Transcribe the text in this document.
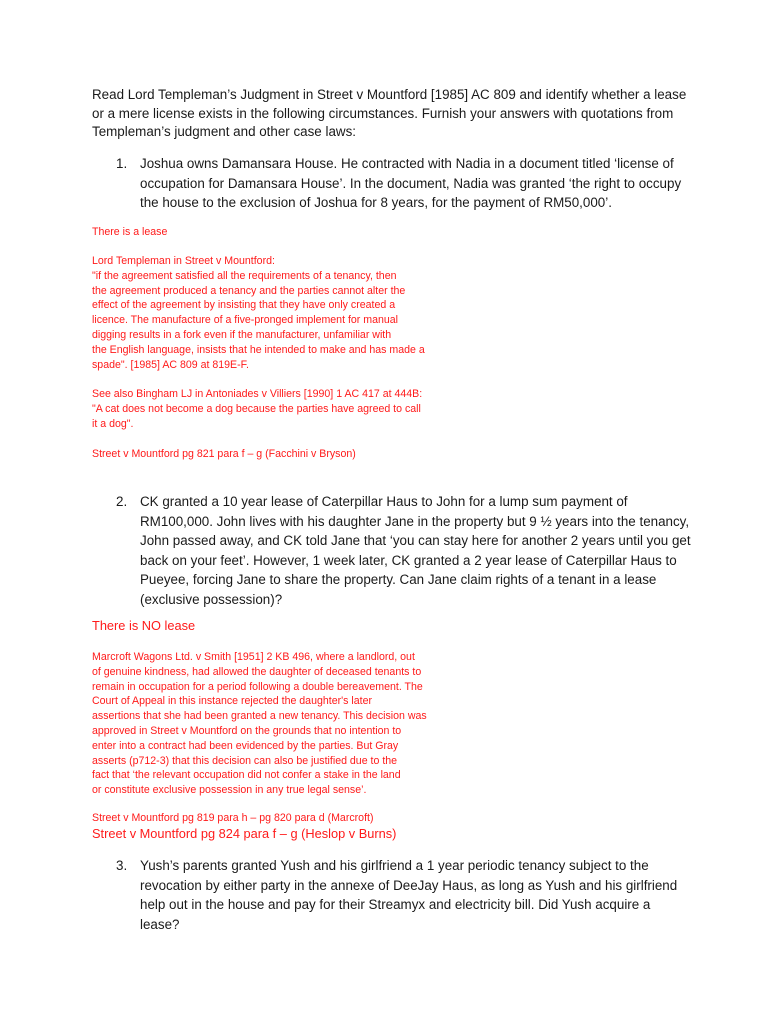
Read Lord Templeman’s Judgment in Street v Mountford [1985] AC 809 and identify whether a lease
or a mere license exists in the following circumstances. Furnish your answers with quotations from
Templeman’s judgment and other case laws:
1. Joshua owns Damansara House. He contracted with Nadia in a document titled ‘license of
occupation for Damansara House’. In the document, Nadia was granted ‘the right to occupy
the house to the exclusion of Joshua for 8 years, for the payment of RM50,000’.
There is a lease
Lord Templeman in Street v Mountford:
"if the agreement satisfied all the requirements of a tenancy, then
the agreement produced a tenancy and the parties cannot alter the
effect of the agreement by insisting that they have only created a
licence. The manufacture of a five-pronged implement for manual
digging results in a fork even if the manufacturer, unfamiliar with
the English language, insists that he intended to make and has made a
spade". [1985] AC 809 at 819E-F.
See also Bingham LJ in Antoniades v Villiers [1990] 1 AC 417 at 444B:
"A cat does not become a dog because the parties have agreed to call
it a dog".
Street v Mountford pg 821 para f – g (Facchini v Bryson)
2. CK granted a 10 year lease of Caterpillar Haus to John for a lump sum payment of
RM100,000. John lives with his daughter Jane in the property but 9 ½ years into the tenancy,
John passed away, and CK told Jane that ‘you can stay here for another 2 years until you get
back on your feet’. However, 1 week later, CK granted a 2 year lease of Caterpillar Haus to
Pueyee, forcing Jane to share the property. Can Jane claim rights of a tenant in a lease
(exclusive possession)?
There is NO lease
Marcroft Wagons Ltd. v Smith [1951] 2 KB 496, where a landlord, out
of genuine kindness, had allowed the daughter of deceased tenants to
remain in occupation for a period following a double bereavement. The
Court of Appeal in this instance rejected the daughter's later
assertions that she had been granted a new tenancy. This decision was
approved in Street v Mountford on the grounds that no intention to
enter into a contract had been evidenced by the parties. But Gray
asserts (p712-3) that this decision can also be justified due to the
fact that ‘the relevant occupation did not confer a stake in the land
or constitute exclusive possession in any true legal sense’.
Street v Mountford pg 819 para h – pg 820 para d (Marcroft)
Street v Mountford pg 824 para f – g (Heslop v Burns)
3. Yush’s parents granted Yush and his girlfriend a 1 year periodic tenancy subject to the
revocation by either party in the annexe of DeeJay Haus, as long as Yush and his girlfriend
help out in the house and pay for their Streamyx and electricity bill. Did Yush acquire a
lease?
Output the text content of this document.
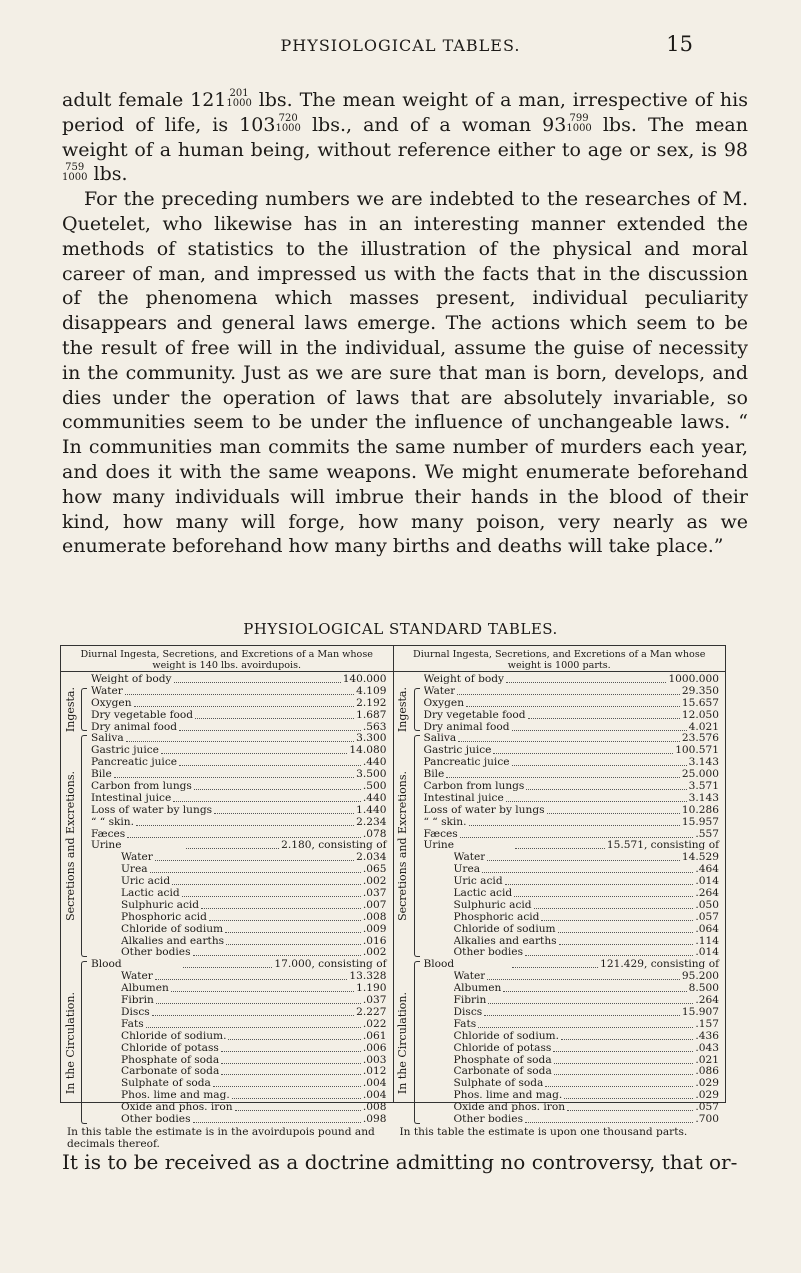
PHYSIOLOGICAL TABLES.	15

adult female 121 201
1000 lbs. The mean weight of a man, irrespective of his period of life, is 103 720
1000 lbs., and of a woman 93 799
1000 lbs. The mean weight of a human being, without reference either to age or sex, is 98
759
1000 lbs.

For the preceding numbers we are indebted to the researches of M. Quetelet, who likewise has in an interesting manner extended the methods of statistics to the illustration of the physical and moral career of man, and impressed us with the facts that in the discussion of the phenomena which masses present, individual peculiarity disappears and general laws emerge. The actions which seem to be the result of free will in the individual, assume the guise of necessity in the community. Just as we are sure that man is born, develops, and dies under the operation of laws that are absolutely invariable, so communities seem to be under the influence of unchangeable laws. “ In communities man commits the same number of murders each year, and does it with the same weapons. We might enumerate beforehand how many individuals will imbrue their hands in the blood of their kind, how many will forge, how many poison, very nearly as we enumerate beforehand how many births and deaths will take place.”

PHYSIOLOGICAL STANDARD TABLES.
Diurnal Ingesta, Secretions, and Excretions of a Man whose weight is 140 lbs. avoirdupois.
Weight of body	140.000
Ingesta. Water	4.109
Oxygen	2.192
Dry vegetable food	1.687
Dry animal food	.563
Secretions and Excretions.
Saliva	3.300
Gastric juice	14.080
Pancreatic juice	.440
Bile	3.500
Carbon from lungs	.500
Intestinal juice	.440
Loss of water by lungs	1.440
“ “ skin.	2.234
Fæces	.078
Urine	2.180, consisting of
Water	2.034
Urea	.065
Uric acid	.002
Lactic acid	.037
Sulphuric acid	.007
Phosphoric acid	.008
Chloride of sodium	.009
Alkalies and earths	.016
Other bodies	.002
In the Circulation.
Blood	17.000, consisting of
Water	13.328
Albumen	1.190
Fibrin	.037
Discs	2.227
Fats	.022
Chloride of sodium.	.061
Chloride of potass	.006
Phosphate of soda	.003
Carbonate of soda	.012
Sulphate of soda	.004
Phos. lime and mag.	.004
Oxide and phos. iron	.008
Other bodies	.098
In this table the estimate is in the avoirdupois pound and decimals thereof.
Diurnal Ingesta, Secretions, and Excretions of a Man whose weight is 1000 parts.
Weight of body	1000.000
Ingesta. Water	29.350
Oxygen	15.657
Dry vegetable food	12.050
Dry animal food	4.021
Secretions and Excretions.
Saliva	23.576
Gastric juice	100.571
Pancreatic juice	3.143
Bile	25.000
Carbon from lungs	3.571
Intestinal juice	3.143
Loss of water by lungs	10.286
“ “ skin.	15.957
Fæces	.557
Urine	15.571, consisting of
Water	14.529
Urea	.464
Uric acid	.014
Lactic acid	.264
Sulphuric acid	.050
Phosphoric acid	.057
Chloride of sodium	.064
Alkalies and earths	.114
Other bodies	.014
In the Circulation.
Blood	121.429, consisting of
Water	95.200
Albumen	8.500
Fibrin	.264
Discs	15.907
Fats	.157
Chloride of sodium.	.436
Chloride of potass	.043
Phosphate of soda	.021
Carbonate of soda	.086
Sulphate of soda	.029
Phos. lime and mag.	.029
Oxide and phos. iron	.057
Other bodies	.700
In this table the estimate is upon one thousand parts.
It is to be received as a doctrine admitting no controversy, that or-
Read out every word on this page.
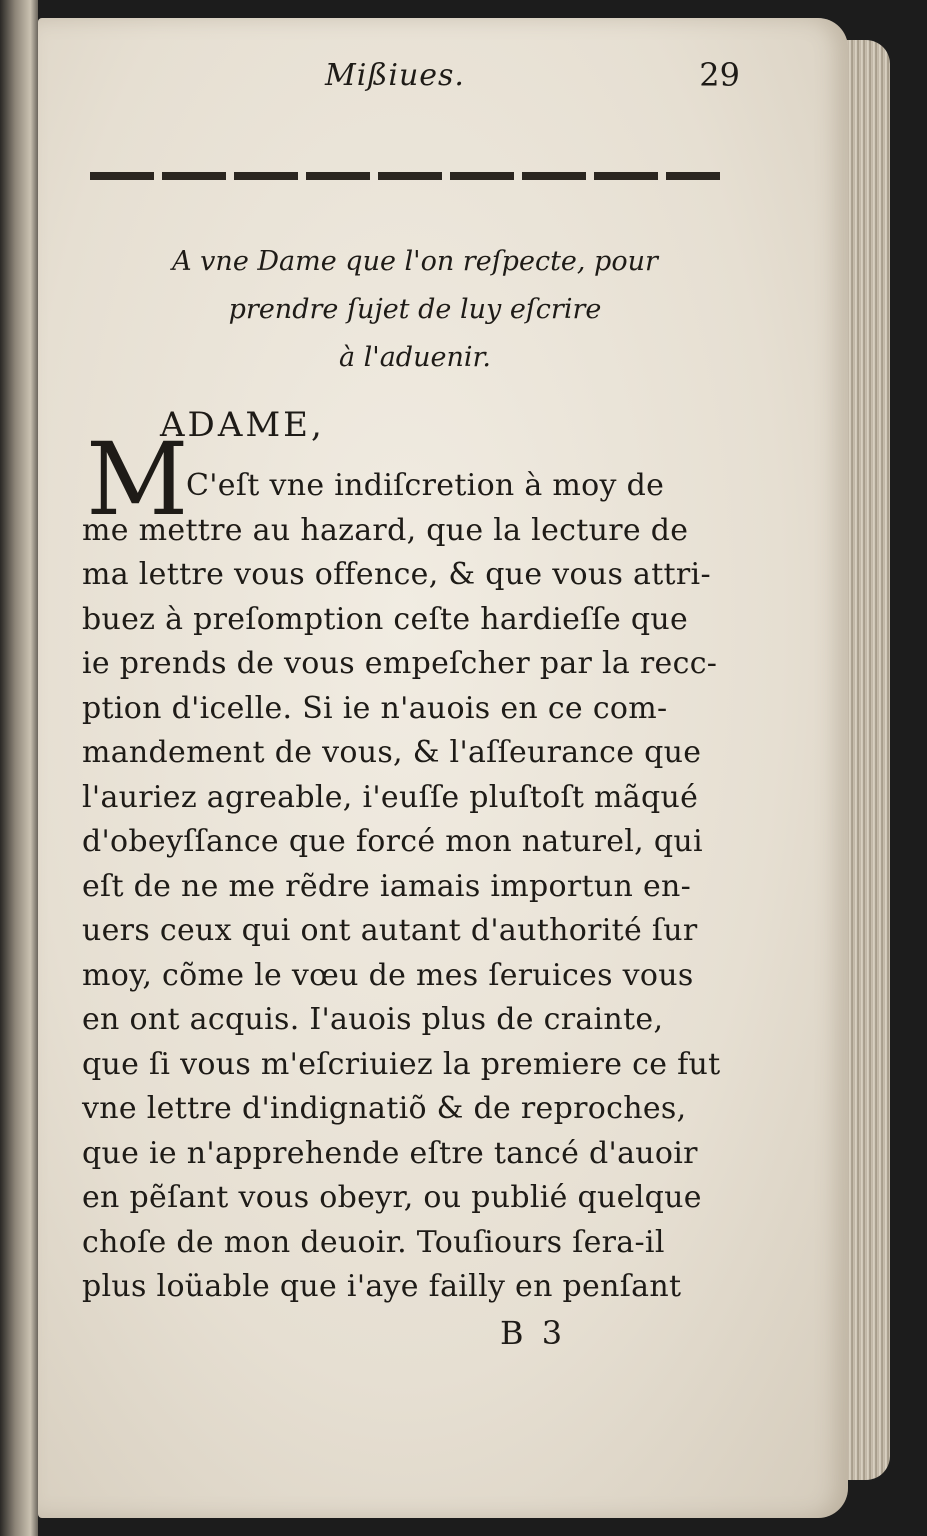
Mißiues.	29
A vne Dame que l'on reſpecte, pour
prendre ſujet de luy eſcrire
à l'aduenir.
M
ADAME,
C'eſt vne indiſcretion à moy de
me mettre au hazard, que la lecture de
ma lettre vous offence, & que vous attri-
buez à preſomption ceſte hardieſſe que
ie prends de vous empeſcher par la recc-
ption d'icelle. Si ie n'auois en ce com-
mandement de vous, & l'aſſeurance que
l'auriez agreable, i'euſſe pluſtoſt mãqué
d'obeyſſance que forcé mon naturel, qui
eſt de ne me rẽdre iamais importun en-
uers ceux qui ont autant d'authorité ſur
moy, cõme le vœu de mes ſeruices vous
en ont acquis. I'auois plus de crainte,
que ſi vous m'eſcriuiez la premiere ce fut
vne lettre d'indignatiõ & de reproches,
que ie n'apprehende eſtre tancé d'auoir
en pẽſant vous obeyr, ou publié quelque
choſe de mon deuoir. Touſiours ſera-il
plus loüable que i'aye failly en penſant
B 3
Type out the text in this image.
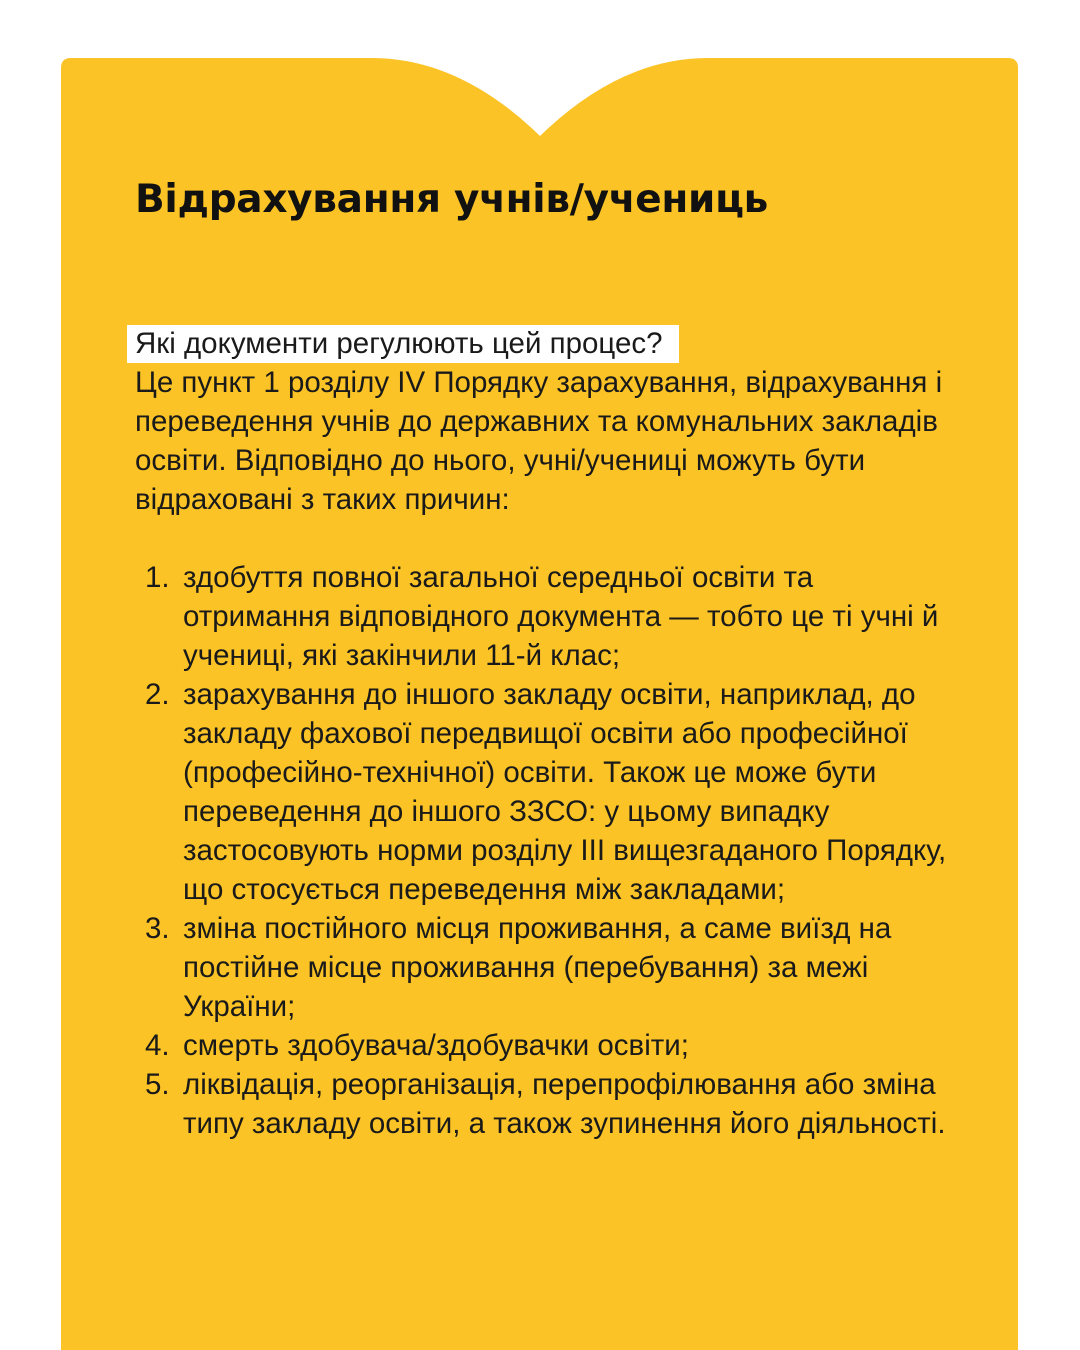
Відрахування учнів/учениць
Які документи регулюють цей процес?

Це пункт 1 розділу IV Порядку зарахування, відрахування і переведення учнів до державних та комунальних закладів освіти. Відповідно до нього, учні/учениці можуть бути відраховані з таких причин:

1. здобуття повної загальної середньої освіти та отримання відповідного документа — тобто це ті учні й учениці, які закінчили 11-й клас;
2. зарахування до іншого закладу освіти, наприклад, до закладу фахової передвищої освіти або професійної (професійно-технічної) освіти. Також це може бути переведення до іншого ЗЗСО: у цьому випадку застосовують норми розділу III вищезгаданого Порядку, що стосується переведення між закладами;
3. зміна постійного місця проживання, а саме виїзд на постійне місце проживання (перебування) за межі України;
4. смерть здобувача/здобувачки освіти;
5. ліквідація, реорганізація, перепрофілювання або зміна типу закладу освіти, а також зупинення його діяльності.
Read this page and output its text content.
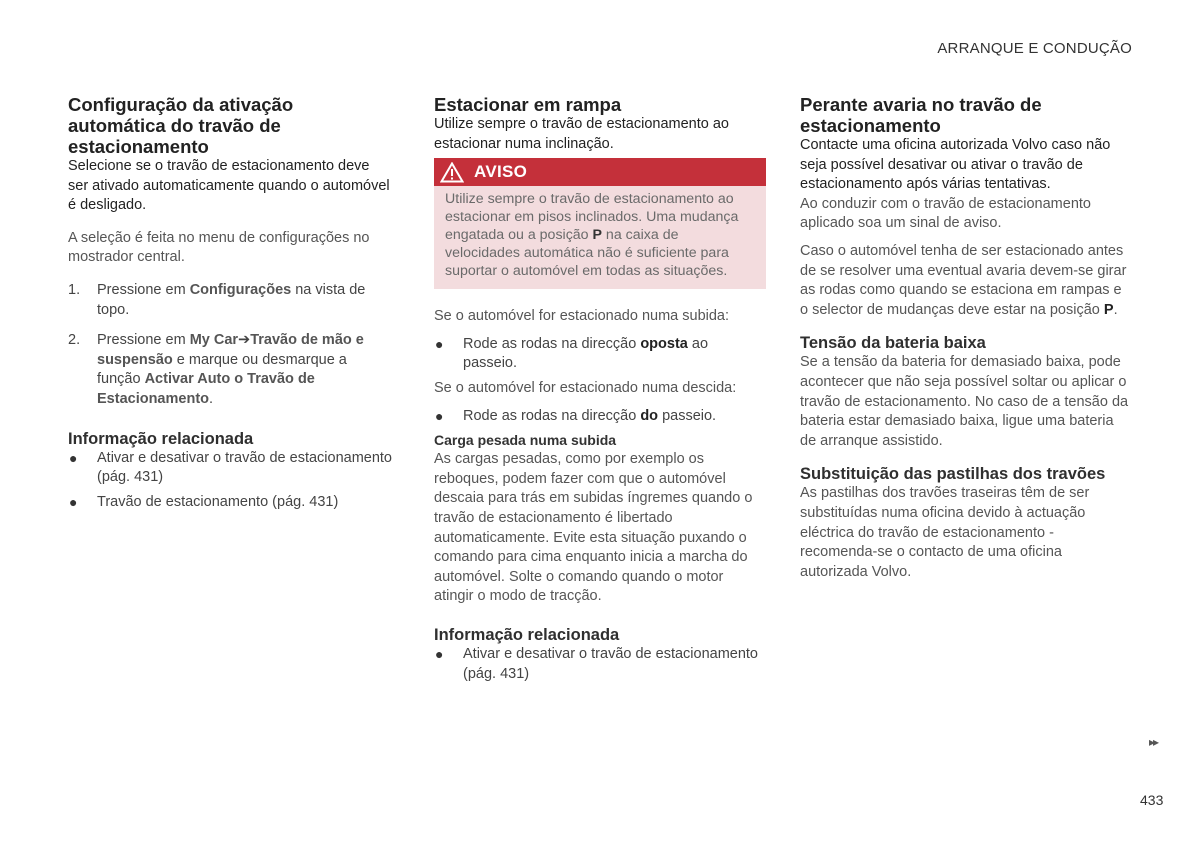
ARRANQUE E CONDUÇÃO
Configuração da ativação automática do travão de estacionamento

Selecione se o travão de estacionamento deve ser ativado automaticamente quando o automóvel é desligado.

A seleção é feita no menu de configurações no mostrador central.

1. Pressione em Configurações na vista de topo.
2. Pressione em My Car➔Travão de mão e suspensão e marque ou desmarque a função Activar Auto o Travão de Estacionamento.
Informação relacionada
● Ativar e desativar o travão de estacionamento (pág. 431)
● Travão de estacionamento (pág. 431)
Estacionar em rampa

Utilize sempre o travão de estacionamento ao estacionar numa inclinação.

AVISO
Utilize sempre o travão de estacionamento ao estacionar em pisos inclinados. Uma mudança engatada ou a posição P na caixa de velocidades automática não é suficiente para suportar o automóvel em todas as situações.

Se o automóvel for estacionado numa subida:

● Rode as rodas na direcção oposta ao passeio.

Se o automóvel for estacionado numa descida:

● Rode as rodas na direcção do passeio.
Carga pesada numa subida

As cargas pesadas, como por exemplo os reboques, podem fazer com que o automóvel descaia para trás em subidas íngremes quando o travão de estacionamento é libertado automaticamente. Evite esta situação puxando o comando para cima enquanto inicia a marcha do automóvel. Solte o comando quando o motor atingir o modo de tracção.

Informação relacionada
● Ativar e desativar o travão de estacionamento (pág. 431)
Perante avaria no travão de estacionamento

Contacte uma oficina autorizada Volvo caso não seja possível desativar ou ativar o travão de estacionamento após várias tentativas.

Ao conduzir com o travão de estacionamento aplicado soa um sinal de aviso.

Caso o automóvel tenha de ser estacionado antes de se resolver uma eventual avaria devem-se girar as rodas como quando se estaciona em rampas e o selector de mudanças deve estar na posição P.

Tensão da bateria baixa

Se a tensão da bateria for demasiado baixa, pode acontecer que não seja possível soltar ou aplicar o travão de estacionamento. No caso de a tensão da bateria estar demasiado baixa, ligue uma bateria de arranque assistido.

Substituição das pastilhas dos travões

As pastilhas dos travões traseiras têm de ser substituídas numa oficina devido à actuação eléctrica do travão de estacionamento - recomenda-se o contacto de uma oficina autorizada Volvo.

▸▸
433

____

- Stated problem
Return all lines of the material above in which the word "Nadia" occurs.

- Task solution
1. Joshua owns Damansara House. He contracted with Nadia in a document titled ‘license of
occupation for Damansara House’. In the document, Nadia was granted ‘the right to occupy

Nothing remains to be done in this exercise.